Selected extract
Content starts

If the fast spread of H1N1 isn’t enough, the latest calculations by Britain’s Department of Health show that swine flu could result in 65,000 deaths in Britain.
Sir Liam Donaldson, the Chief Medical Officer, said that the scenario of 65,000 deaths was based on 30 per cent of the population – around 18 million people – becoming ill. But the actual figure could be anywhere between 3,000 and 750,000 fatalities, he added.
The planning model given to the NHS shows that deaths could range from 19,000 to 65,000 if 30 per cent of the population were to become infected. It says that the NHS should prepare for as much as 12 per cent of the workforce to be off sick. However, the document emphasises that its figures are based on a “reasonable worst-case scenario for planning purposes” and are not a prediction. There is a chance the spread of the virus could slow during the summer holidays, peaking in October after children go back to school, it says.Sir Liam said the aim of the new flu service was to alleviate pressure on hospitals and GP services, enabling them to look after the “most seriously ill”. The Government was trusting the public not to abuse the service.

Content ends

Data for review
Content starts

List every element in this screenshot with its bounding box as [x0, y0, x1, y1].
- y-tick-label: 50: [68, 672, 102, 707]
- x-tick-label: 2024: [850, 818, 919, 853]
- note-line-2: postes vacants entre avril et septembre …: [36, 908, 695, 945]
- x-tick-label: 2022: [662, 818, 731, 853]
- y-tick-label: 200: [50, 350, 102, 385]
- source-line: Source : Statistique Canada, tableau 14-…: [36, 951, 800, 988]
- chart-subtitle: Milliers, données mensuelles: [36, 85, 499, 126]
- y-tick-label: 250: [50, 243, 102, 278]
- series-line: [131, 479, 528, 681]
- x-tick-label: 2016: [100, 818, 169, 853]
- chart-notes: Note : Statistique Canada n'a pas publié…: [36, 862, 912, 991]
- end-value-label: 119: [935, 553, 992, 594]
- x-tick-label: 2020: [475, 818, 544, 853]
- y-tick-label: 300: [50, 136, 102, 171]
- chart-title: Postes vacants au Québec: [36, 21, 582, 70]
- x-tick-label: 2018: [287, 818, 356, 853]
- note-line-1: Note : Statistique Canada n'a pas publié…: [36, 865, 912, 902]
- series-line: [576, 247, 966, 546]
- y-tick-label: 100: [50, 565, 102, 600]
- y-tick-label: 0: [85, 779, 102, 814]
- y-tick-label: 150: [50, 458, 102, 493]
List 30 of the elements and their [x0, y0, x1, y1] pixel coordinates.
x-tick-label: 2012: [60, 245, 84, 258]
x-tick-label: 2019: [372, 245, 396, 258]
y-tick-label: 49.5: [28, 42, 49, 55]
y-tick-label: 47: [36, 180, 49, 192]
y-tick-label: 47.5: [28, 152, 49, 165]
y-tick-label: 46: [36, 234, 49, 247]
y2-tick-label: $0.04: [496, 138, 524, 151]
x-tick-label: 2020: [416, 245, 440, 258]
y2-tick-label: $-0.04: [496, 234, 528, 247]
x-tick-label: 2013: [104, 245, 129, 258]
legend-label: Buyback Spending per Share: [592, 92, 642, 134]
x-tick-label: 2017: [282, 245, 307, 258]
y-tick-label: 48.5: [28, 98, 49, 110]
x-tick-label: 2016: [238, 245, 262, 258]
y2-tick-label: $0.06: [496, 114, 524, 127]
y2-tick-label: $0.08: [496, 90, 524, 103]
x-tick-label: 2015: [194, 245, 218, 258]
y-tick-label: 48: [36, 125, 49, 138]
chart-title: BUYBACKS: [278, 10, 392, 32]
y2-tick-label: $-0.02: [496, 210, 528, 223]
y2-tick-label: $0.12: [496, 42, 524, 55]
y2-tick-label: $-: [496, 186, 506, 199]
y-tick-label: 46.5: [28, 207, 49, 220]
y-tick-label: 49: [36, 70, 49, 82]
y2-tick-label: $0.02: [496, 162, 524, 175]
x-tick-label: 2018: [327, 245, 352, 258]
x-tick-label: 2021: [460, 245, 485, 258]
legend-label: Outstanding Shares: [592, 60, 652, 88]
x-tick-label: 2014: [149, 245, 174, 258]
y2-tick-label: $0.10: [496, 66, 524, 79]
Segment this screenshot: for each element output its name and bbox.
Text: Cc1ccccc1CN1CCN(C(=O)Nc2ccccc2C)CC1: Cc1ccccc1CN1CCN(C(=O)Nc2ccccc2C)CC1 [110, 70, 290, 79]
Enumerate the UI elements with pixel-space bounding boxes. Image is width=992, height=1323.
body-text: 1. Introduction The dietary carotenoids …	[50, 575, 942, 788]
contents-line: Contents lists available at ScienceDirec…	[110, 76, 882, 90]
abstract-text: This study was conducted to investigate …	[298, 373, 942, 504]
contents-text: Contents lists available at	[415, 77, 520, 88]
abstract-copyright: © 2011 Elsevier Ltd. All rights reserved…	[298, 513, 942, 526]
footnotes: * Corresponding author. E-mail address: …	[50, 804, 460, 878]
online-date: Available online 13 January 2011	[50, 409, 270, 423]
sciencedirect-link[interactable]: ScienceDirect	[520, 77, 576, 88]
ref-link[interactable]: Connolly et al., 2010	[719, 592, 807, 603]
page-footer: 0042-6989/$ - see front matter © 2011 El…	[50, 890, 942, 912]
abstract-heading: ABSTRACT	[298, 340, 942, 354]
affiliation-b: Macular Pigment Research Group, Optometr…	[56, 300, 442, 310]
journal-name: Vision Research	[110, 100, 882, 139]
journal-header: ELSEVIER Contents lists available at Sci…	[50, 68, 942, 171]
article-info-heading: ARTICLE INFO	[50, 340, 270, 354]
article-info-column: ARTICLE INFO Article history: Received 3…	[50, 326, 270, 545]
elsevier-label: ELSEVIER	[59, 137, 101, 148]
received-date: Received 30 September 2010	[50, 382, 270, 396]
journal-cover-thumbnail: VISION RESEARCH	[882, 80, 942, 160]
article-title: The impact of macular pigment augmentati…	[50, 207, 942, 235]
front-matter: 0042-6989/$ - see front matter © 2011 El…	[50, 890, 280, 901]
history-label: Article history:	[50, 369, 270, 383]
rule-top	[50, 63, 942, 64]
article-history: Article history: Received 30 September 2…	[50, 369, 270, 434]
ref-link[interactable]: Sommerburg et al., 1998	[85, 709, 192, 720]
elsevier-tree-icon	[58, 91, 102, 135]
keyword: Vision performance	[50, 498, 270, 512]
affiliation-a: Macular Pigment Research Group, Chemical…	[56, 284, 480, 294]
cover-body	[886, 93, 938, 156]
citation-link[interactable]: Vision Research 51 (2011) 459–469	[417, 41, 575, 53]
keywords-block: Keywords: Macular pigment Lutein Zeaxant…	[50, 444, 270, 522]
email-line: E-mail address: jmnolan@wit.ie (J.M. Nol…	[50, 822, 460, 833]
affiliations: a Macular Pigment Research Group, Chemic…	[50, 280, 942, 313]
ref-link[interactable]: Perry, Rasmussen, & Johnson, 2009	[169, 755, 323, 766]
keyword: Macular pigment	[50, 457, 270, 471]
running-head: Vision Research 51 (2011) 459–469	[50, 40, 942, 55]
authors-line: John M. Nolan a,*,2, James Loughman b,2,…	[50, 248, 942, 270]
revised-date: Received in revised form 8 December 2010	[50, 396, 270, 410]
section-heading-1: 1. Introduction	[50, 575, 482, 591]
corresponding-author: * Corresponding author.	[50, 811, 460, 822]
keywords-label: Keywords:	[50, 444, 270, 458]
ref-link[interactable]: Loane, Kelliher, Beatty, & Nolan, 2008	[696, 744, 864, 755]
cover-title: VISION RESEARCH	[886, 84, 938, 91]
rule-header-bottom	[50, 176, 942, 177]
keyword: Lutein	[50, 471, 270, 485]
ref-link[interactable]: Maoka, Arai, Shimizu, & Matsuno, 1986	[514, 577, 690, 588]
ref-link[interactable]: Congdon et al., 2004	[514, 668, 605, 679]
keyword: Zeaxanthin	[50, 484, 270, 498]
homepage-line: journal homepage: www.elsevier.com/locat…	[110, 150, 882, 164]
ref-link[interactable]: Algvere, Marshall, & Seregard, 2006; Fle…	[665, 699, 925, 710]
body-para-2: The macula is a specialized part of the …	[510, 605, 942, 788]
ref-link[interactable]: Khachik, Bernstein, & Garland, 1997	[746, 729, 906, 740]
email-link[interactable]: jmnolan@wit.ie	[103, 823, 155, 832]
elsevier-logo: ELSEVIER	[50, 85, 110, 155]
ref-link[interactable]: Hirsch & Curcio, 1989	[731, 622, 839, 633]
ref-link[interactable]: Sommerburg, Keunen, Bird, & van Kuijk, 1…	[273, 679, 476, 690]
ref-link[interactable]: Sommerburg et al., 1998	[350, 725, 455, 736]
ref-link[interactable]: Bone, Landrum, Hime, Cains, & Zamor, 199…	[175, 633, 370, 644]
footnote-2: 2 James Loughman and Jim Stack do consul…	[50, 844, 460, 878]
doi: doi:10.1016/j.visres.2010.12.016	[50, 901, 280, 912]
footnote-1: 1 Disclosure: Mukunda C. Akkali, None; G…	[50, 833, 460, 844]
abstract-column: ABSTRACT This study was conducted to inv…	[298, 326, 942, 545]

Content ends

What to do
A: In the swine flu text, what share of the population becoming ill was the 65,000-death scenario based on?
B: Reproduce the swine flu text starting at "If the fast" and ending at "fatalities, he added.", swapping "fatalities" for "deaths".
C: Carry the swine flu report forward past its last sentence.

Answers to each task
A: 30 percent of the population, around 18 million people.

B:
If the fast spread of H1N1 isn’t enough, the latest calculations by Britain’s Department of Health show that swine flu could result in 65,000 deaths in Britain.
Sir Liam Donaldson, the Chief Medical Officer, said that the scenario of 65,000 deaths was based on 30 per cent of the population – around 18 million people – becoming ill. But the actual figure could be anywhere between 3,000 and 750,000 deaths, he added.

C:
People will be given a diagnosis over the telephone or can get one by following an internet questionnaire. A “flu friend” can then obtain the antiviral drug from one of the depots around the country using the reference number given. Scotland, Northern Ireland and Wales have not yet set up such a service but could do so if the pressure on their health services continues to rise.
The Health Protection Agency said that its estimate of 55,000 new cases of swine flu in England in the past week includes people visiting GPs and those who are looking after themselves at home. Up to 85,000 people could be currently affected.
Sir Liam said the first vaccine deliveries next month would not be enough for everybody at high risk but sufficient would be available as winter approached.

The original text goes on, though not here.